Instructions to follow —
Rewrite these rows with every "bbox" changed to "bounding box" and everything else kept the same. Leave the pictures out.

Element-and-box listings:
####################

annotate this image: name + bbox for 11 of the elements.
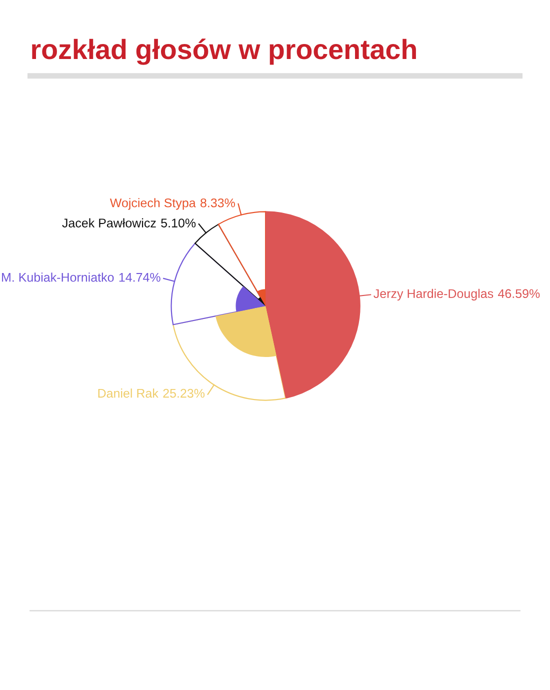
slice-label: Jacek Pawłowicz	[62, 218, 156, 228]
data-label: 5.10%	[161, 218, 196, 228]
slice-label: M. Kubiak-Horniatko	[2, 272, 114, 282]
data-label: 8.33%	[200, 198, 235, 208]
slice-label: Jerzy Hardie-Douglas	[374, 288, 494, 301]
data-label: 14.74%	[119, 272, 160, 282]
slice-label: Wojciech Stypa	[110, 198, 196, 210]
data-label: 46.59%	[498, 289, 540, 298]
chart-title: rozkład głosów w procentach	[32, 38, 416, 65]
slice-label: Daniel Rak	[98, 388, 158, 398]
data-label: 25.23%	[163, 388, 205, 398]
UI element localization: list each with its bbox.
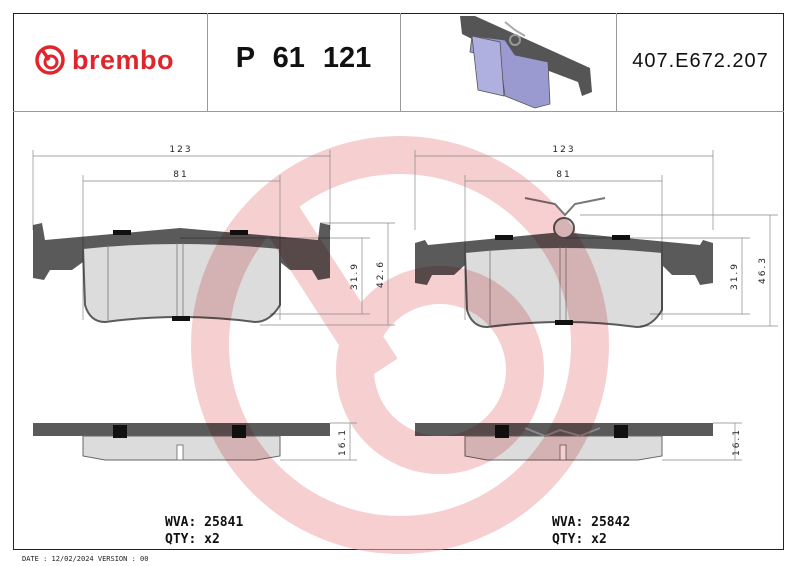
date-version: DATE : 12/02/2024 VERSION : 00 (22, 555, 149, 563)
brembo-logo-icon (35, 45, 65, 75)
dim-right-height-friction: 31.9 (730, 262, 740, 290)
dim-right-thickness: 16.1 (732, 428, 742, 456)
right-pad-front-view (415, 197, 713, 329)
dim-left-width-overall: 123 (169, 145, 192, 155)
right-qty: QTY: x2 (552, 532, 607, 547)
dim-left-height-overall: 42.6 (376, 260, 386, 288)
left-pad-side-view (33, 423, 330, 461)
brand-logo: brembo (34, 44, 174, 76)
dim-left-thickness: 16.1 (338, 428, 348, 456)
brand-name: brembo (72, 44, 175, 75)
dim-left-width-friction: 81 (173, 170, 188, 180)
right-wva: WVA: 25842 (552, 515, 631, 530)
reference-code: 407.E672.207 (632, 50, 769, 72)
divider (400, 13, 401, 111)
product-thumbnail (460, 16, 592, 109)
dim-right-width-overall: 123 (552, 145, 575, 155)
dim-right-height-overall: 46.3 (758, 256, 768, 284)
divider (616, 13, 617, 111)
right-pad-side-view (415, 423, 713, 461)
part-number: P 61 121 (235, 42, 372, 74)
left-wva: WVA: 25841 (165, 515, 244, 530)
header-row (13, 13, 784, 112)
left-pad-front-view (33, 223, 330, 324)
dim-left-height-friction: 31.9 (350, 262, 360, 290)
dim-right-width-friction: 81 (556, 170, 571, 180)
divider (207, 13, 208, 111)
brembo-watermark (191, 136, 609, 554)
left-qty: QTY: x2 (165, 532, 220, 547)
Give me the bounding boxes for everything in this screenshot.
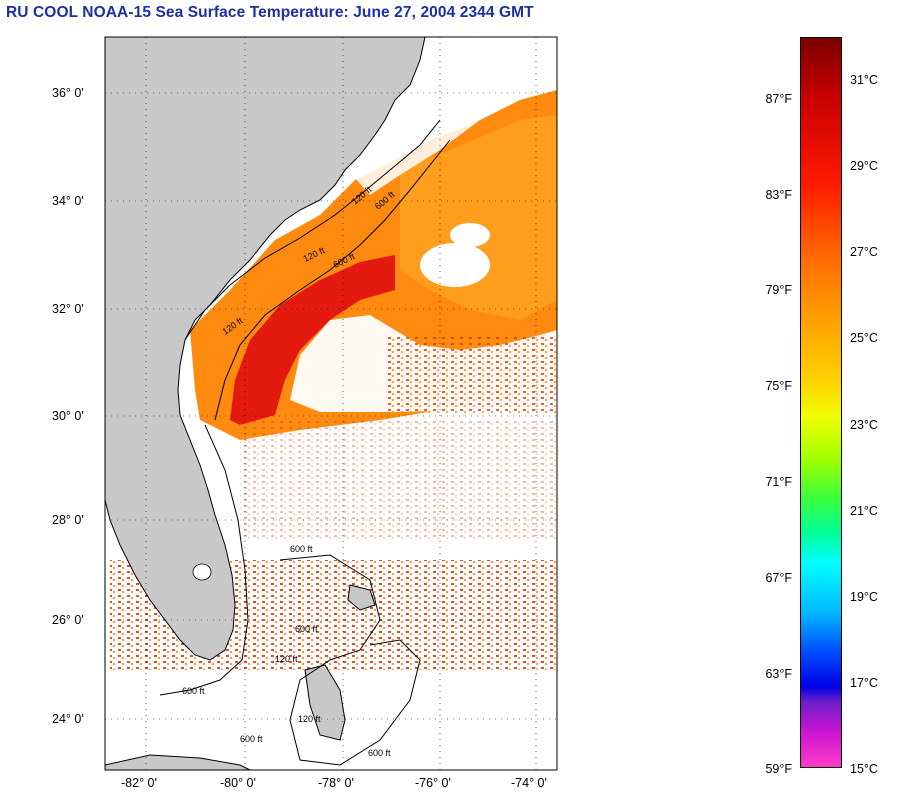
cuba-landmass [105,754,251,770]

####################

Task answer —
annotate this image: name + bounding box for 11 of the elements.
slice-label: Jacek Pawłowicz	[62, 218, 156, 228]
data-label: 5.10%	[161, 218, 196, 228]
slice-label: M. Kubiak-Horniatko	[2, 272, 114, 282]
data-label: 8.33%	[200, 198, 235, 208]
slice-label: Jerzy Hardie-Douglas	[374, 288, 494, 301]
data-label: 14.74%	[119, 272, 160, 282]
slice-label: Wojciech Stypa	[110, 198, 196, 210]
data-label: 46.59%	[498, 289, 540, 298]
chart-title: rozkład głosów w procentach	[32, 38, 416, 65]
slice-label: Daniel Rak	[98, 388, 158, 398]
data-label: 25.23%	[163, 388, 205, 398]
UI element localization: list each with its bounding box.
date-version: DATE : 12/02/2024 VERSION : 00 (22, 555, 149, 563)
brembo-logo-icon (35, 45, 65, 75)
dim-right-height-friction: 31.9 (730, 262, 740, 290)
dim-right-thickness: 16.1 (732, 428, 742, 456)
right-pad-front-view (415, 197, 713, 329)
dim-left-width-overall: 123 (169, 145, 192, 155)
right-qty: QTY: x2 (552, 532, 607, 547)
dim-left-height-overall: 42.6 (376, 260, 386, 288)
left-pad-side-view (33, 423, 330, 461)
brand-logo: brembo (34, 44, 174, 76)
dim-left-thickness: 16.1 (338, 428, 348, 456)
brand-name: brembo (72, 44, 175, 75)
dim-left-width-friction: 81 (173, 170, 188, 180)
right-wva: WVA: 25842 (552, 515, 631, 530)
reference-code: 407.E672.207 (632, 50, 769, 72)
divider (400, 13, 401, 111)
product-thumbnail (460, 16, 592, 109)
dim-right-width-overall: 123 (552, 145, 575, 155)
dim-right-height-overall: 46.3 (758, 256, 768, 284)
divider (616, 13, 617, 111)
right-pad-side-view (415, 423, 713, 461)
part-number: P 61 121 (235, 42, 372, 74)
left-wva: WVA: 25841 (165, 515, 244, 530)
header-row (13, 13, 784, 112)
left-pad-front-view (33, 223, 330, 324)
dim-left-height-friction: 31.9 (350, 262, 360, 290)
dim-right-width-friction: 81 (556, 170, 571, 180)
divider (207, 13, 208, 111)
brembo-watermark (191, 136, 609, 554)
left-qty: QTY: x2 (165, 532, 220, 547)
Give me the bounding boxes for everything in this screenshot.
cuba-landmass [105,754,251,770]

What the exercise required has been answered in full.